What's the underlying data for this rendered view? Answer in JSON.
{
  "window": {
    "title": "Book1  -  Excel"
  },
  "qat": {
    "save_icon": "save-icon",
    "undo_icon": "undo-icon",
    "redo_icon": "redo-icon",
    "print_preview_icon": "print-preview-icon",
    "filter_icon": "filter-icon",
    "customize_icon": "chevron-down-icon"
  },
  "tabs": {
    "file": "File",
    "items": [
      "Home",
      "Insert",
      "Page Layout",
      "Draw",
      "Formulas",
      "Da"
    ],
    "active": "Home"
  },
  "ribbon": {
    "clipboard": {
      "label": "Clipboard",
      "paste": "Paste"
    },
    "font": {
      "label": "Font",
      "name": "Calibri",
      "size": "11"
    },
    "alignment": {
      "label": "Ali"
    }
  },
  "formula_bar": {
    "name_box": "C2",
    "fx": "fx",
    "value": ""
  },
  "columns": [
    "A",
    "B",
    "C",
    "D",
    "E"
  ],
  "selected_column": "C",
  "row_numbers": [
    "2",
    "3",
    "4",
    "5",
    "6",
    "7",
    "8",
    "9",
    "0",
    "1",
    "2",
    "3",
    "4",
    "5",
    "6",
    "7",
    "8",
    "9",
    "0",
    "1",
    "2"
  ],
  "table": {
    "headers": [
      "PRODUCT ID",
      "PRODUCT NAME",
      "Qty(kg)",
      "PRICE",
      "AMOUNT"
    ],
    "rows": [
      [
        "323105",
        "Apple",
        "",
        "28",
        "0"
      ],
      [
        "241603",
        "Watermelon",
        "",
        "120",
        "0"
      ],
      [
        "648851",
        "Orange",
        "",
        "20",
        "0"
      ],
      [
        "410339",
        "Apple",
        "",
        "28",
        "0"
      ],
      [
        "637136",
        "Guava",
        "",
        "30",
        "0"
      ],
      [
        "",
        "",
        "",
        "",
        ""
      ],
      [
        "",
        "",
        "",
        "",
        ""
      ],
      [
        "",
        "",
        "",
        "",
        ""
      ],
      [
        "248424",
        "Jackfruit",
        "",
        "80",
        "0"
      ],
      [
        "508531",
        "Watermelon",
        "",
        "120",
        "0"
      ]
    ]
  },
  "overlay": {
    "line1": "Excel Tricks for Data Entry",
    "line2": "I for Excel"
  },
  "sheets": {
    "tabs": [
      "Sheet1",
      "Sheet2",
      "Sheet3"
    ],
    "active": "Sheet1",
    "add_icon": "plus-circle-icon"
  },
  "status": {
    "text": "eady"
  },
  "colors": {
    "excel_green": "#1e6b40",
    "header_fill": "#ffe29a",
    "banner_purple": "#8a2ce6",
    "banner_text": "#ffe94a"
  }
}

-=-=-

* Given problem *
From the material above, gather all lines that include the string "label" and copy them.

* The reply *
      "label": "Clipboard",
      "label": "Font",
      "label": "Ali"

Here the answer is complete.